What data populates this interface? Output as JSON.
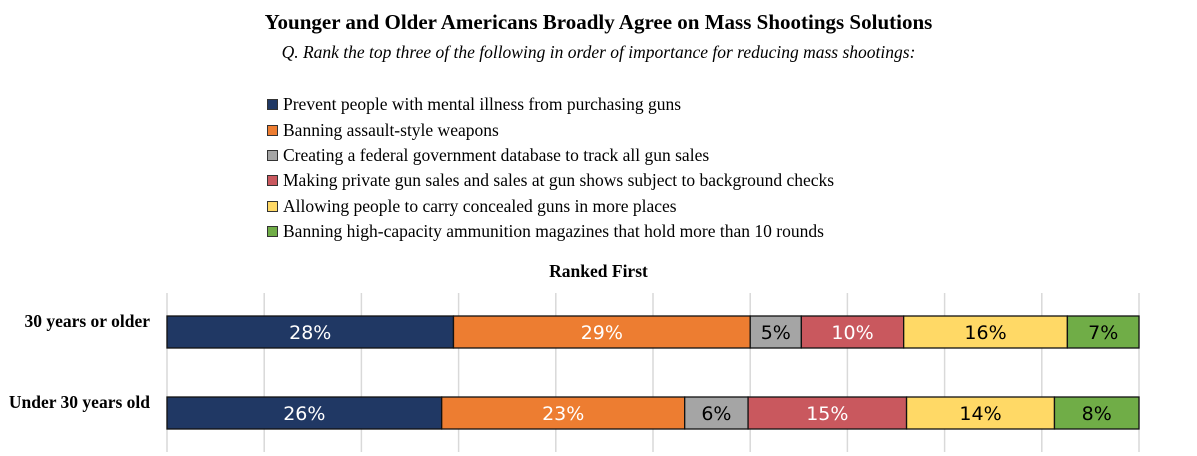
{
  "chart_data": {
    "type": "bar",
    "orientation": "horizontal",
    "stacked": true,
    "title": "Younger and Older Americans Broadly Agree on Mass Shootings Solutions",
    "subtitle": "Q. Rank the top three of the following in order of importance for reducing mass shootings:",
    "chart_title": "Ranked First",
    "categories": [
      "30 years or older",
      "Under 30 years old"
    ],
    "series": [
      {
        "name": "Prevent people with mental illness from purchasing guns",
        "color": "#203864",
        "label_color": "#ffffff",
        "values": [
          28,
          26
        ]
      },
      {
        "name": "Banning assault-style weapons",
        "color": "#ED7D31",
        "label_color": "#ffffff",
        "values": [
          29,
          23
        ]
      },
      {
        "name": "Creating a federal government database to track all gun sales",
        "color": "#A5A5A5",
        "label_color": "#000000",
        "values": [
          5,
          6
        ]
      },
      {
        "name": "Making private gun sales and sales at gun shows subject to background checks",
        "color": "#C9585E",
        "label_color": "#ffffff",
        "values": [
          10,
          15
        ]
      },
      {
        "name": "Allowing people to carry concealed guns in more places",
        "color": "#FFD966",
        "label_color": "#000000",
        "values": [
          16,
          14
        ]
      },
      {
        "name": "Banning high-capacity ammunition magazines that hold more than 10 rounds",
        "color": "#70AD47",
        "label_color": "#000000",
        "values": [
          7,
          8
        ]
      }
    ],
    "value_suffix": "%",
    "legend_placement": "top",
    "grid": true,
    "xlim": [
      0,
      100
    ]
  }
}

WHAT YOU WILL DO:
Without the pictures, restate all the entries above exactly.

EXERCISE OUTPUT:
What data populates this interface? Output as JSON.
{
  "chart_data": {
    "type": "bar",
    "orientation": "horizontal",
    "stacked": true,
    "title": "Younger and Older Americans Broadly Agree on Mass Shootings Solutions",
    "subtitle": "Q. Rank the top three of the following in order of importance for reducing mass shootings:",
    "chart_title": "Ranked First",
    "categories": [
      "30 years or older",
      "Under 30 years old"
    ],
    "series": [
      {
        "name": "Prevent people with mental illness from purchasing guns",
        "color": "#203864",
        "label_color": "#ffffff",
        "values": [
          28,
          26
        ]
      },
      {
        "name": "Banning assault-style weapons",
        "color": "#ED7D31",
        "label_color": "#ffffff",
        "values": [
          29,
          23
        ]
      },
      {
        "name": "Creating a federal government database to track all gun sales",
        "color": "#A5A5A5",
        "label_color": "#000000",
        "values": [
          5,
          6
        ]
      },
      {
        "name": "Making private gun sales and sales at gun shows subject to background checks",
        "color": "#C9585E",
        "label_color": "#ffffff",
        "values": [
          10,
          15
        ]
      },
      {
        "name": "Allowing people to carry concealed guns in more places",
        "color": "#FFD966",
        "label_color": "#000000",
        "values": [
          16,
          14
        ]
      },
      {
        "name": "Banning high-capacity ammunition magazines that hold more than 10 rounds",
        "color": "#70AD47",
        "label_color": "#000000",
        "values": [
          7,
          8
        ]
      }
    ],
    "value_suffix": "%",
    "legend_placement": "top",
    "grid": true,
    "xlim": [
      0,
      100
    ]
  }
}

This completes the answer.